Instruction:
Output all records precisely as written.

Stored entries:
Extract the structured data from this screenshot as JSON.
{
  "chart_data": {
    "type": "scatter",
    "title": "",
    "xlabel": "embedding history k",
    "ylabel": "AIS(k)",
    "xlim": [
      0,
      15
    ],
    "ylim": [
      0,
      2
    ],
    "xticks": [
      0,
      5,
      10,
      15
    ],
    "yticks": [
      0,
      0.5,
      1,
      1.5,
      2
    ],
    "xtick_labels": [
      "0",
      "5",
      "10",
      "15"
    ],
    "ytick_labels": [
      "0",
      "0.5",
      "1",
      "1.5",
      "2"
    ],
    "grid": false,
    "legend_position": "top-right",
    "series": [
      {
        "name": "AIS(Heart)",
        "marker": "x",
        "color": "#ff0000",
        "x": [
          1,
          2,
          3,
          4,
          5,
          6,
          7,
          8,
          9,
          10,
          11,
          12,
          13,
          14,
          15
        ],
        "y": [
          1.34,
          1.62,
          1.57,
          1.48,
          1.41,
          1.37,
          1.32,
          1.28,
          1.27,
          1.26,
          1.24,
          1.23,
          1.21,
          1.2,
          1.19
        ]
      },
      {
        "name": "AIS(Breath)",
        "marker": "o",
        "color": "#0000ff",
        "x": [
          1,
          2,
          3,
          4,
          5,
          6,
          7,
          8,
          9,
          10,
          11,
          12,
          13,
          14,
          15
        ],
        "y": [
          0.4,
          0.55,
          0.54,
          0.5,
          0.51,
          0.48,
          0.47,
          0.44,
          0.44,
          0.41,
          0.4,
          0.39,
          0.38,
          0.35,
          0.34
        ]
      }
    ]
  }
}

Complete output:
Extract the structured data from this screenshot as JSON.
{
  "chart_data": {
    "type": "scatter",
    "title": "",
    "xlabel": "embedding history k",
    "ylabel": "AIS(k)",
    "xlim": [
      0,
      15
    ],
    "ylim": [
      0,
      2
    ],
    "xticks": [
      0,
      5,
      10,
      15
    ],
    "yticks": [
      0,
      0.5,
      1,
      1.5,
      2
    ],
    "xtick_labels": [
      "0",
      "5",
      "10",
      "15"
    ],
    "ytick_labels": [
      "0",
      "0.5",
      "1",
      "1.5",
      "2"
    ],
    "grid": false,
    "legend_position": "top-right",
    "series": [
      {
        "name": "AIS(Heart)",
        "marker": "x",
        "color": "#ff0000",
        "x": [
          1,
          2,
          3,
          4,
          5,
          6,
          7,
          8,
          9,
          10,
          11,
          12,
          13,
          14,
          15
        ],
        "y": [
          1.34,
          1.62,
          1.57,
          1.48,
          1.41,
          1.37,
          1.32,
          1.28,
          1.27,
          1.26,
          1.24,
          1.23,
          1.21,
          1.2,
          1.19
        ]
      },
      {
        "name": "AIS(Breath)",
        "marker": "o",
        "color": "#0000ff",
        "x": [
          1,
          2,
          3,
          4,
          5,
          6,
          7,
          8,
          9,
          10,
          11,
          12,
          13,
          14,
          15
        ],
        "y": [
          0.4,
          0.55,
          0.54,
          0.5,
          0.51,
          0.48,
          0.47,
          0.44,
          0.44,
          0.41,
          0.4,
          0.39,
          0.38,
          0.35,
          0.34
        ]
      }
    ]
  }
}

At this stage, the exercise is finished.